**WHAT IS ASKED**
Can you write out the whole listing exactly?

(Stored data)
* * * * * * *

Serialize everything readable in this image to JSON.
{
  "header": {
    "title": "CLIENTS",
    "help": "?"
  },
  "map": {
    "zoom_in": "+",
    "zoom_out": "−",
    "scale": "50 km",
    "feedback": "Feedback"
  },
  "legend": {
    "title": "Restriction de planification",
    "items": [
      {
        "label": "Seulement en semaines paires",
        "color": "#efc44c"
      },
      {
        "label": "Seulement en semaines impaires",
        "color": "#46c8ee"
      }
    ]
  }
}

* * * * * * *

**ANSWER TO THE EXERCISE**
Serialize everything readable in this image to JSON.
{
  "header": {
    "title": "CLIENTS",
    "help": "?"
  },
  "map": {
    "zoom_in": "+",
    "zoom_out": "−",
    "scale": "50 km",
    "feedback": "Feedback"
  },
  "legend": {
    "title": "Restriction de planification",
    "items": [
      {
        "label": "Seulement en semaines paires",
        "color": "#efc44c"
      },
      {
        "label": "Seulement en semaines impaires",
        "color": "#46c8ee"
      }
    ]
  }
}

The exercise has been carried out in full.